## What needs to be done
Repeat, exactly and only, the lines from the one containing "What text is on this page?" to the last line, inclusive; do not repeat the pictures.

>> start Rows

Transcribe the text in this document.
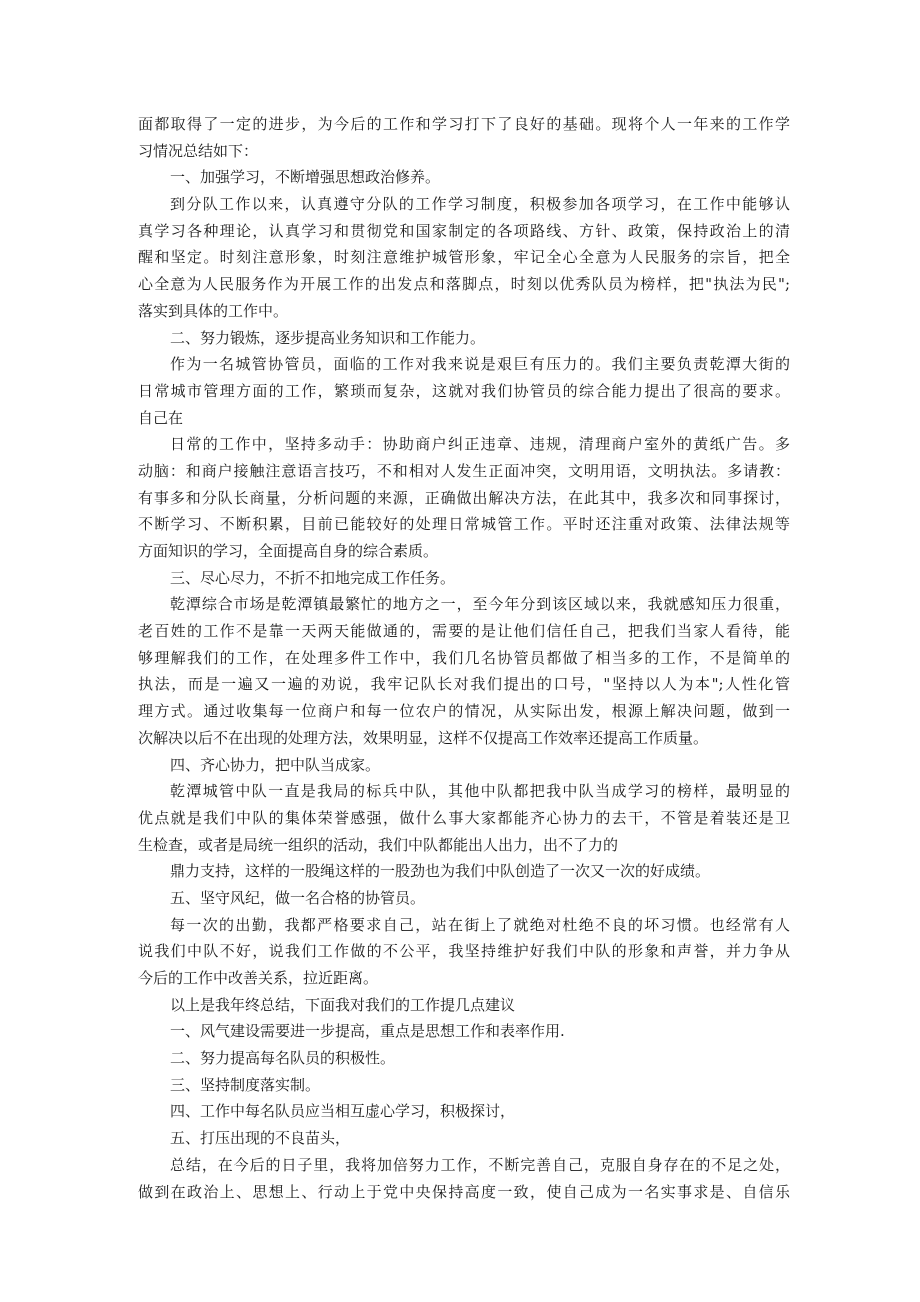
面都取得了一定的进步，为今后的工作和学习打下了良好的基础。现将个人一年来的工作学
习情况总结如下：
一、加强学习，不断增强思想政治修养。
到分队工作以来，认真遵守分队的工作学习制度，积极参加各项学习，在工作中能够认
真学习各种理论，认真学习和贯彻党和国家制定的各项路线、方针、政策，保持政治上的清
醒和坚定。时刻注意形象，时刻注意维护城管形象，牢记全心全意为人民服务的宗旨，把全
心全意为人民服务作为开展工作的出发点和落脚点，时刻以优秀队员为榜样，把"执法为民";
落实到具体的工作中。
二、努力锻炼，逐步提高业务知识和工作能力。
作为一名城管协管员，面临的工作对我来说是艰巨有压力的。我们主要负责乾潭大街的
日常城市管理方面的工作，繁琐而复杂，这就对我们协管员的综合能力提出了很高的要求。
自己在
日常的工作中，坚持多动手：协助商户纠正违章、违规，清理商户室外的黄纸广告。多
动脑：和商户接触注意语言技巧，不和相对人发生正面冲突，文明用语，文明执法。多请教：
有事多和分队长商量，分析问题的来源，正确做出解决方法，在此其中，我多次和同事探讨，
不断学习、不断积累，目前已能较好的处理日常城管工作。平时还注重对政策、法律法规等
方面知识的学习，全面提高自身的综合素质。
三、尽心尽力，不折不扣地完成工作任务。
乾潭综合市场是乾潭镇最繁忙的地方之一，至今年分到该区域以来，我就感知压力很重，
老百姓的工作不是靠一天两天能做通的，需要的是让他们信任自己，把我们当家人看待，能
够理解我们的工作，在处理多件工作中，我们几名协管员都做了相当多的工作，不是简单的
执法，而是一遍又一遍的劝说，我牢记队长对我们提出的口号，"坚持以人为本";人性化管
理方式。通过收集每一位商户和每一位农户的情况，从实际出发，根源上解决问题，做到一
次解决以后不在出现的处理方法，效果明显，这样不仅提高工作效率还提高工作质量。
四、齐心协力，把中队当成家。
乾潭城管中队一直是我局的标兵中队，其他中队都把我中队当成学习的榜样，最明显的
优点就是我们中队的集体荣誉感强，做什么事大家都能齐心协力的去干，不管是着装还是卫
生检查，或者是局统一组织的活动，我们中队都能出人出力，出不了力的
鼎力支持，这样的一股绳这样的一股劲也为我们中队创造了一次又一次的好成绩。
五、坚守风纪，做一名合格的协管员。
每一次的出勤，我都严格要求自己，站在街上了就绝对杜绝不良的坏习惯。也经常有人
说我们中队不好，说我们工作做的不公平，我坚持维护好我们中队的形象和声誉，并力争从
今后的工作中改善关系，拉近距离。
以上是我年终总结，下面我对我们的工作提几点建议
一、风气建设需要进一步提高，重点是思想工作和表率作用.
二、努力提高每名队员的积极性。
三、坚持制度落实制。
四、工作中每名队员应当相互虚心学习，积极探讨，
五、打压出现的不良苗头，
总结，在今后的日子里，我将加倍努力工作，不断完善自己，克服自身存在的不足之处，
做到在政治上、思想上、行动上于党中央保持高度一致，使自己成为一名实事求是、自信乐
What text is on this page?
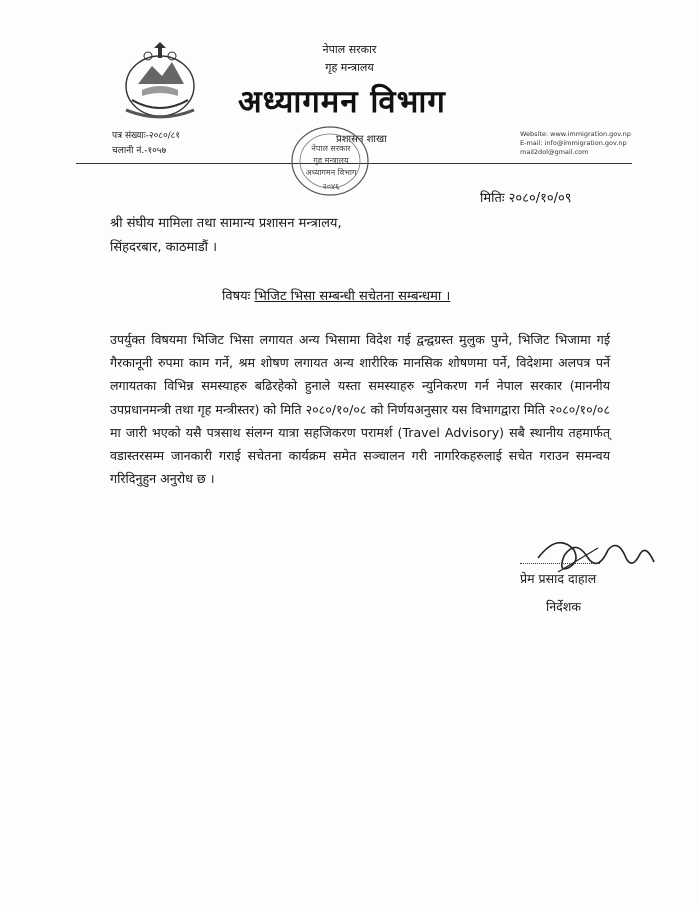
नेपाल सरकार
गृह मन्त्रालय
अध्यागमन विभाग
पत्र संख्याः-२०८०/८१
चलानी नं.-१०५७
प्रशासन शाखा	Website: www.immigration.gov.np
E-mail: info@immigration.gov.np
mail2dol@gmail.com
नेपाल सरकार
गृह मन्त्रालय
अध्यागमन विभाग
२०४६
मितिः २०८०/१०/०९
श्री संघीय मामिला तथा सामान्य प्रशासन मन्त्रालय,
सिंहदरबार, काठमाडौं ।
विषयः भिजिट भिसा सम्बन्धी सचेतना सम्बन्धमा ।
उपर्युक्त विषयमा भिजिट भिसा लगायत अन्य भिसामा विदेश गई द्वन्द्वग्रस्त मुलुक पुग्ने, भिजिट भिजामा गई गैरकानूनी रुपमा काम गर्ने, श्रम शोषण लगायत अन्य शारीरिक मानसिक शोषणमा पर्ने, विदेशमा अलपत्र पर्ने लगायतका विभिन्न समस्याहरु बढिरहेको हुनाले यस्ता समस्याहरु न्युनिकरण गर्न नेपाल सरकार (माननीय उपप्रधानमन्त्री तथा गृह मन्त्रीस्तर) को मिति २०८०/१०/०८ को निर्णयअनुसार यस विभागद्वारा मिति २०८०/१०/०८ मा जारी भएको यसै पत्रसाथ संलग्न यात्रा सहजिकरण परामर्श (Travel Advisory) सबै स्थानीय तहमार्फत् वडास्तरसम्म जानकारी गराई सचेतना कार्यक्रम समेत सञ्चालन गरी नागरिकहरुलाई सचेत गराउन समन्वय गरिदिनुहुन अनुरोध छ ।
प्रेम प्रसाद दाहाल
निर्देशक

>> end Rows

## Written response
What text is on this page?
नेपाल सरकार
गृह मन्त्रालय
अध्यागमन विभाग
पत्र संख्याः-२०८०/८१
चलानी नं.-१०५७
प्रशासन शाखा	Website: www.immigration.gov.np
E-mail: info@immigration.gov.np
mail2dol@gmail.com
नेपाल सरकार
गृह मन्त्रालय
अध्यागमन विभाग
२०४६
मितिः २०८०/१०/०९
श्री संघीय मामिला तथा सामान्य प्रशासन मन्त्रालय,
सिंहदरबार, काठमाडौं ।
विषयः भिजिट भिसा सम्बन्धी सचेतना सम्बन्धमा ।
उपर्युक्त विषयमा भिजिट भिसा लगायत अन्य भिसामा विदेश गई द्वन्द्वग्रस्त मुलुक पुग्ने, भिजिट भिजामा गई गैरकानूनी रुपमा काम गर्ने, श्रम शोषण लगायत अन्य शारीरिक मानसिक शोषणमा पर्ने, विदेशमा अलपत्र पर्ने लगायतका विभिन्न समस्याहरु बढिरहेको हुनाले यस्ता समस्याहरु न्युनिकरण गर्न नेपाल सरकार (माननीय उपप्रधानमन्त्री तथा गृह मन्त्रीस्तर) को मिति २०८०/१०/०८ को निर्णयअनुसार यस विभागद्वारा मिति २०८०/१०/०८ मा जारी भएको यसै पत्रसाथ संलग्न यात्रा सहजिकरण परामर्श (Travel Advisory) सबै स्थानीय तहमार्फत् वडास्तरसम्म जानकारी गराई सचेतना कार्यक्रम समेत सञ्चालन गरी नागरिकहरुलाई सचेत गराउन समन्वय गरिदिनुहुन अनुरोध छ ।
प्रेम प्रसाद दाहाल
निर्देशक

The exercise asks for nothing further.